-- Task statement --
Filter the listing below down to the lines holding the word "Fontanella", and copy those lines.

-- Records for this task --
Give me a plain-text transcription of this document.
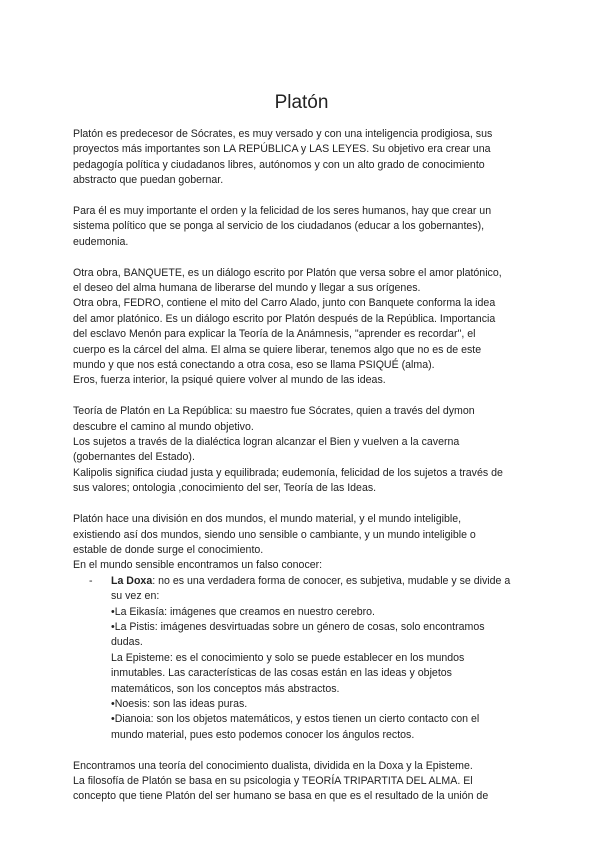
Platón

Platón es predecesor de Sócrates, es muy versado y con una inteligencia prodigiosa, sus
proyectos más importantes son LA REPÚBLICA y LAS LEYES. Su objetivo era crear una
pedagogía política y ciudadanos libres, autónomos y con un alto grado de conocimiento
abstracto que puedan gobernar.

Para él es muy importante el orden y la felicidad de los seres humanos, hay que crear un
sistema político que se ponga al servicio de los ciudadanos (educar a los gobernantes),
eudemonia.

Otra obra, BANQUETE, es un diálogo escrito por Platón que versa sobre el amor platónico,
el deseo del alma humana de liberarse del mundo y llegar a sus orígenes.
Otra obra, FEDRO, contiene el mito del Carro Alado, junto con Banquete conforma la idea
del amor platónico. Es un diálogo escrito por Platón después de la República. Importancia
del esclavo Menón para explicar la Teoría de la Anámnesis, "aprender es recordar", el
cuerpo es la cárcel del alma. El alma se quiere liberar, tenemos algo que no es de este
mundo y que nos está conectando a otra cosa, eso se llama PSIQUÉ (alma).
Eros, fuerza interior, la psiqué quiere volver al mundo de las ideas.

Teoría de Platón en La República: su maestro fue Sócrates, quien a través del dymon
descubre el camino al mundo objetivo.
Los sujetos a través de la dialéctica logran alcanzar el Bien y vuelven a la caverna
(gobernantes del Estado).
Kalipolis significa ciudad justa y equilibrada; eudemonía, felicidad de los sujetos a través de
sus valores; ontologia ,conocimiento del ser, Teoría de las Ideas.

Platón hace una división en dos mundos, el mundo material, y el mundo inteligible,
existiendo así dos mundos, siendo uno sensible o cambiante, y un mundo inteligible o
estable de donde surge el conocimiento.
En el mundo sensible encontramos un falso conocer:

-	La Doxa: no es una verdadera forma de conocer, es subjetiva, mudable y se divide a
su vez en:

•La Eikasía: imágenes que creamos en nuestro cerebro.
•La Pistis: imágenes desvirtuadas sobre un género de cosas, solo encontramos
dudas.
La Episteme: es el conocimiento y solo se puede establecer en los mundos
inmutables. Las características de las cosas están en las ideas y objetos
matemáticos, son los conceptos más abstractos.
•Noesis: son las ideas puras.
•Dianoia: son los objetos matemáticos, y estos tienen un cierto contacto con el
mundo material, pues esto podemos conocer los ángulos rectos.

Encontramos una teoría del conocimiento dualista, dividida en la Doxa y la Episteme.
La filosofía de Platón se basa en su psicologia y TEORÍA TRIPARTITA DEL ALMA. El
concepto que tiene Platón del ser humano se basa en que es el resultado de la unión de
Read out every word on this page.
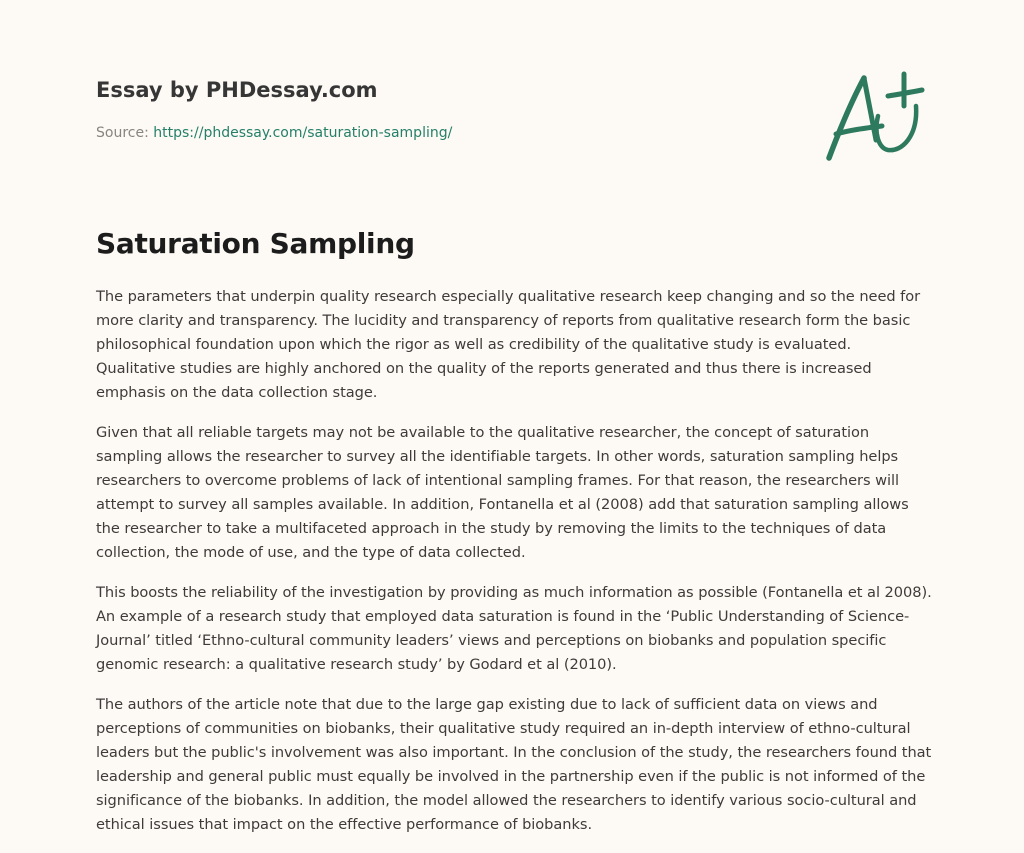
Essay by PHDessay.com
Source: https://phdessay.com/saturation-sampling/
Saturation Sampling

The parameters that underpin quality research especially qualitative research keep changing and so the need for more clarity and transparency. The lucidity and transparency of reports from qualitative research form the basic philosophical foundation upon which the rigor as well as credibility of the qualitative study is evaluated. Qualitative studies are highly anchored on the quality of the reports generated and thus there is increased emphasis on the data collection stage.

Given that all reliable targets may not be available to the qualitative researcher, the concept of saturation sampling allows the researcher to survey all the identifiable targets. In other words, saturation sampling helps researchers to overcome problems of lack of intentional sampling frames. For that reason, the researchers will attempt to survey all samples available. In addition, Fontanella et al (2008) add that saturation sampling allows the researcher to take a multifaceted approach in the study by removing the limits to the techniques of data collection, the mode of use, and the type of data collected.

This boosts the reliability of the investigation by providing as much information as possible (Fontanella et al 2008). An example of a research study that employed data saturation is found in the ‘Public Understanding of Science- Journal’ titled ‘Ethno-cultural community leaders’ views and perceptions on biobanks and population specific genomic research: a qualitative research study’ by Godard et al (2010).

The authors of the article note that due to the large gap existing due to lack of sufficient data on views and perceptions of communities on biobanks, their qualitative study required an in-depth interview of ethno-cultural leaders but the public's involvement was also important. In the conclusion of the study, the researchers found that leadership and general public must equally be involved in the partnership even if the public is not informed of the significance of the biobanks. In addition, the model allowed the researchers to identify various socio-cultural and ethical issues that impact on the effective performance of biobanks.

-- Answer area --
Given that all reliable targets may not be available to the qualitative researcher, the concept of saturation sampling allows the researcher to survey all the identifiable targets. In other words, saturation sampling helps researchers to overcome problems of lack of intentional sampling frames. For that reason, the researchers will attempt to survey all samples available. In addition, Fontanella et al (2008) add that saturation sampling allows the researcher to take a multifaceted approach in the study by removing the limits to the techniques of data collection, the mode of use, and the type of data collected.
This boosts the reliability of the investigation by providing as much information as possible (Fontanella et al 2008). An example of a research study that employed data saturation is found in the ‘Public Understanding of Science- Journal’ titled ‘Ethno-cultural community leaders’ views and perceptions on biobanks and population specific genomic research: a qualitative research study’ by Godard et al (2010).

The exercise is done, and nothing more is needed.